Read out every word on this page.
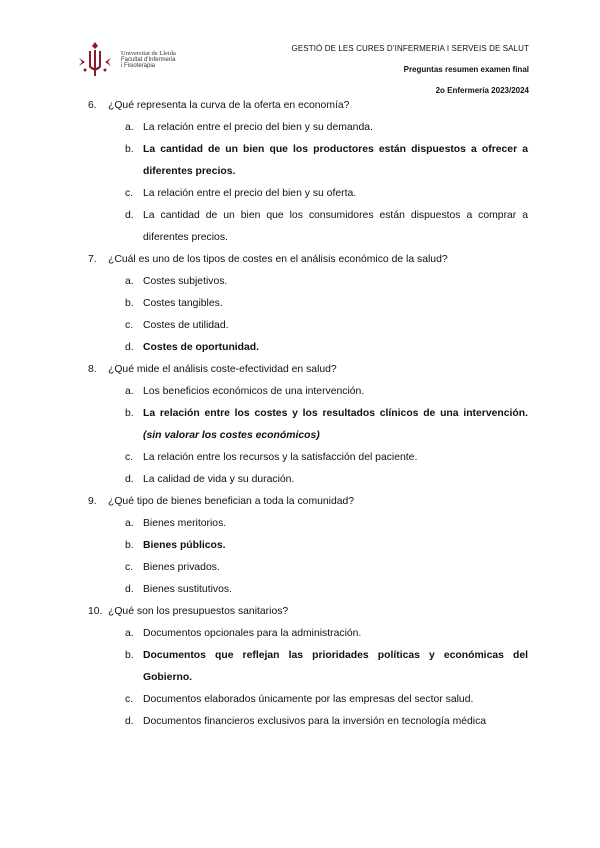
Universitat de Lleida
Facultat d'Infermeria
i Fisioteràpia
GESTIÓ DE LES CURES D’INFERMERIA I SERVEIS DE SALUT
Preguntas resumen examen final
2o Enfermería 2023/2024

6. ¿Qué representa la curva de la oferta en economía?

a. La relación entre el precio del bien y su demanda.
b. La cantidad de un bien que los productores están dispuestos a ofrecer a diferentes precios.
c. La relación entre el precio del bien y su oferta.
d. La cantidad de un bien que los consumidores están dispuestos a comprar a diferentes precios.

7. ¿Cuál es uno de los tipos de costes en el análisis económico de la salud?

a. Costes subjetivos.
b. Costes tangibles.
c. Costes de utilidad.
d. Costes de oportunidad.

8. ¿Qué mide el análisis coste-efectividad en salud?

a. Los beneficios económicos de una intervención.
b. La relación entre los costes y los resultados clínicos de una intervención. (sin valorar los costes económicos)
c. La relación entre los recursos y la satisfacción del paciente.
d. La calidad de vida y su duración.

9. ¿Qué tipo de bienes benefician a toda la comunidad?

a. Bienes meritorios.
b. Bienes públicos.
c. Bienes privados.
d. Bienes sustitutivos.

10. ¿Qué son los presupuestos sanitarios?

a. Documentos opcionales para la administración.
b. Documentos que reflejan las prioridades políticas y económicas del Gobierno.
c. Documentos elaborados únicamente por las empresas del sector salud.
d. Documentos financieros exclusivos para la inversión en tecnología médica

· · · · · · ·

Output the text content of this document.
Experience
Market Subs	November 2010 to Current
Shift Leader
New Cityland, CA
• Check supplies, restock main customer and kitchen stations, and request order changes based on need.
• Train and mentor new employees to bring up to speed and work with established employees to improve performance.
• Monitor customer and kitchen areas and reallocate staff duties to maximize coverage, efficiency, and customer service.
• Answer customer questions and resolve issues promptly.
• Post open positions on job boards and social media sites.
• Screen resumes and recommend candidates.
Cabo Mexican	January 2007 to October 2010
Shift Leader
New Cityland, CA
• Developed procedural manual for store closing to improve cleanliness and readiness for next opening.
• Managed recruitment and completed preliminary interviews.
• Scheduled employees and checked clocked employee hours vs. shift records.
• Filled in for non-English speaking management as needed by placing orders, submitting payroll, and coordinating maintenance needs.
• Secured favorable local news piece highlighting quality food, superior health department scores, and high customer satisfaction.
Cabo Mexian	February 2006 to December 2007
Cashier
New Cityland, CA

· · · · · · ·

The task:
From the records above, pick out and copy each line holding the word "dispuestos".

Solution for this problem:
b. La cantidad de un bien que los productores están dispuestos a ofrecer a diferentes precios.
d. La cantidad de un bien que los consumidores están dispuestos a comprar a diferentes precios.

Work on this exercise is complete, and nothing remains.